# Dataset records:
╔══
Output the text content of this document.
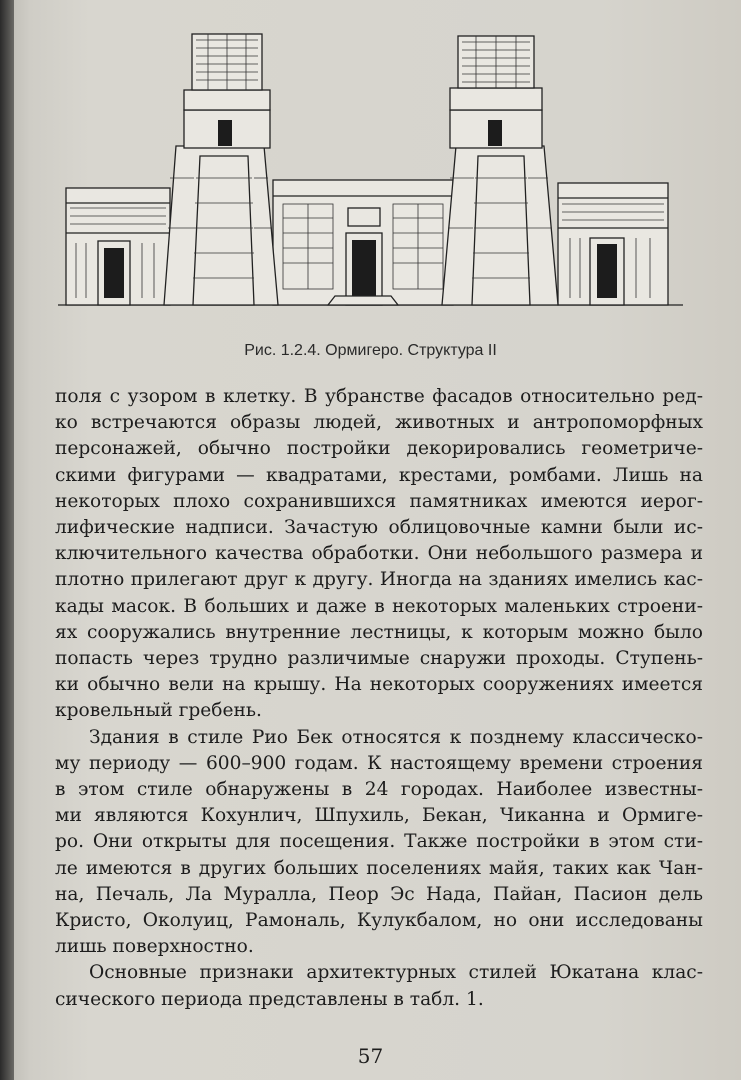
Рис. 1.2.4. Ормигеро. Структура II
поля с узором в клетку. В убранстве фасадов относительно ред-
ко встречаются образы людей, животных и антропоморфных
персонажей, обычно постройки декорировались геометриче-
скими фигурами — квадратами, крестами, ромбами. Лишь на
некоторых плохо сохранившихся памятниках имеются иерог-
лифические надписи. Зачастую облицовочные камни были ис-
ключительного качества обработки. Они небольшого размера и
плотно прилегают друг к другу. Иногда на зданиях имелись кас-
кады масок. В больших и даже в некоторых маленьких строени-
ях сооружались внутренние лестницы, к которым можно было
попасть через трудно различимые снаружи проходы. Ступень-
ки обычно вели на крышу. На некоторых сооружениях имеется
кровельный гребень.
Здания в стиле Рио Бек относятся к позднему классическо-
му периоду — 600–900 годам. К настоящему времени строения
в этом стиле обнаружены в 24 городах. Наиболее известны-
ми являются Кохунлич, Шпухиль, Бекан, Чиканна и Ормиге-
ро. Они открыты для посещения. Также постройки в этом сти-
ле имеются в других больших поселениях майя, таких как Чан-
на, Печаль, Ла Муралла, Пеор Эс Нада, Пайан, Пасион дель
Кристо, Околуиц, Рамональ, Кулукбалом, но они исследованы
лишь поверхностно.
Основные признаки архитектурных стилей Юкатана клас-
сического периода представлены в табл. 1.
57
╚══
# Stated task:
Print the complete listing exactly as it stands, without its pictures.

# Task solution:
Output the text content of this document.
Рис. 1.2.4. Ормигеро. Структура II
поля с узором в клетку. В убранстве фасадов относительно ред-
ко встречаются образы людей, животных и антропоморфных
персонажей, обычно постройки декорировались геометриче-
скими фигурами — квадратами, крестами, ромбами. Лишь на
некоторых плохо сохранившихся памятниках имеются иерог-
лифические надписи. Зачастую облицовочные камни были ис-
ключительного качества обработки. Они небольшого размера и
плотно прилегают друг к другу. Иногда на зданиях имелись кас-
кады масок. В больших и даже в некоторых маленьких строени-
ях сооружались внутренние лестницы, к которым можно было
попасть через трудно различимые снаружи проходы. Ступень-
ки обычно вели на крышу. На некоторых сооружениях имеется
кровельный гребень.
Здания в стиле Рио Бек относятся к позднему классическо-
му периоду — 600–900 годам. К настоящему времени строения
в этом стиле обнаружены в 24 городах. Наиболее известны-
ми являются Кохунлич, Шпухиль, Бекан, Чиканна и Ормиге-
ро. Они открыты для посещения. Также постройки в этом сти-
ле имеются в других больших поселениях майя, таких как Чан-
на, Печаль, Ла Муралла, Пеор Эс Нада, Пайан, Пасион дель
Кристо, Околуиц, Рамональ, Кулукбалом, но они исследованы
лишь поверхностно.
Основные признаки архитектурных стилей Юкатана клас-
сического периода представлены в табл. 1.
57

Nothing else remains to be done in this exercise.